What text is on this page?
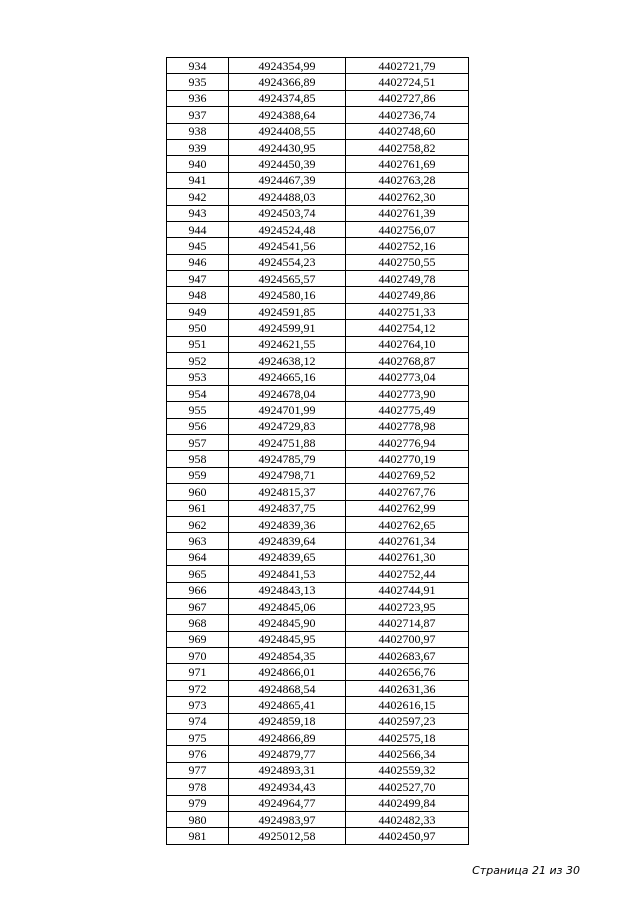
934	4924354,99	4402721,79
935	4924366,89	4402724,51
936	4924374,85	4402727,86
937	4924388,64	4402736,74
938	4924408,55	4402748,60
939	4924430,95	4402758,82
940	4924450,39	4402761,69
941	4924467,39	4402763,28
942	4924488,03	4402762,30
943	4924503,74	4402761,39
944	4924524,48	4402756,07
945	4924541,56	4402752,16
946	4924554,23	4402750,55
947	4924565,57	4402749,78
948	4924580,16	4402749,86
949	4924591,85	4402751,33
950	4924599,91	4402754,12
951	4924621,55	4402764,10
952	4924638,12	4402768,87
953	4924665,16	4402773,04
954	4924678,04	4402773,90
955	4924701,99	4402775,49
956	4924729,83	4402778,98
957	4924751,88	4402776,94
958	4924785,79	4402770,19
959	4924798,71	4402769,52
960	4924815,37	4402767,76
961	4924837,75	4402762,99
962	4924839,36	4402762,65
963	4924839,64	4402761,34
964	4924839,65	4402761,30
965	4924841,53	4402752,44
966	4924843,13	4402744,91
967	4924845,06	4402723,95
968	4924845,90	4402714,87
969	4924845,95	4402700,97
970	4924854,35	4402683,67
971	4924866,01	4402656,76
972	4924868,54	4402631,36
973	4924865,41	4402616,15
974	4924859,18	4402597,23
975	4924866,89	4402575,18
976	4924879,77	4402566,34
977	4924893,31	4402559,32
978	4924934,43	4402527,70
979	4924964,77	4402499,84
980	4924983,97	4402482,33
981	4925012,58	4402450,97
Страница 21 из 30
* * *
## TO BE DONE
Quote all of the entries word for word, omitting any pictures.

## TASK SOLUTION
What text is on this page?
934	4924354,99	4402721,79
935	4924366,89	4402724,51
936	4924374,85	4402727,86
937	4924388,64	4402736,74
938	4924408,55	4402748,60
939	4924430,95	4402758,82
940	4924450,39	4402761,69
941	4924467,39	4402763,28
942	4924488,03	4402762,30
943	4924503,74	4402761,39
944	4924524,48	4402756,07
945	4924541,56	4402752,16
946	4924554,23	4402750,55
947	4924565,57	4402749,78
948	4924580,16	4402749,86
949	4924591,85	4402751,33
950	4924599,91	4402754,12
951	4924621,55	4402764,10
952	4924638,12	4402768,87
953	4924665,16	4402773,04
954	4924678,04	4402773,90
955	4924701,99	4402775,49
956	4924729,83	4402778,98
957	4924751,88	4402776,94
958	4924785,79	4402770,19
959	4924798,71	4402769,52
960	4924815,37	4402767,76
961	4924837,75	4402762,99
962	4924839,36	4402762,65
963	4924839,64	4402761,34
964	4924839,65	4402761,30
965	4924841,53	4402752,44
966	4924843,13	4402744,91
967	4924845,06	4402723,95
968	4924845,90	4402714,87
969	4924845,95	4402700,97
970	4924854,35	4402683,67
971	4924866,01	4402656,76
972	4924868,54	4402631,36
973	4924865,41	4402616,15
974	4924859,18	4402597,23
975	4924866,89	4402575,18
976	4924879,77	4402566,34
977	4924893,31	4402559,32
978	4924934,43	4402527,70
979	4924964,77	4402499,84
980	4924983,97	4402482,33
981	4925012,58	4402450,97
Страница 21 из 30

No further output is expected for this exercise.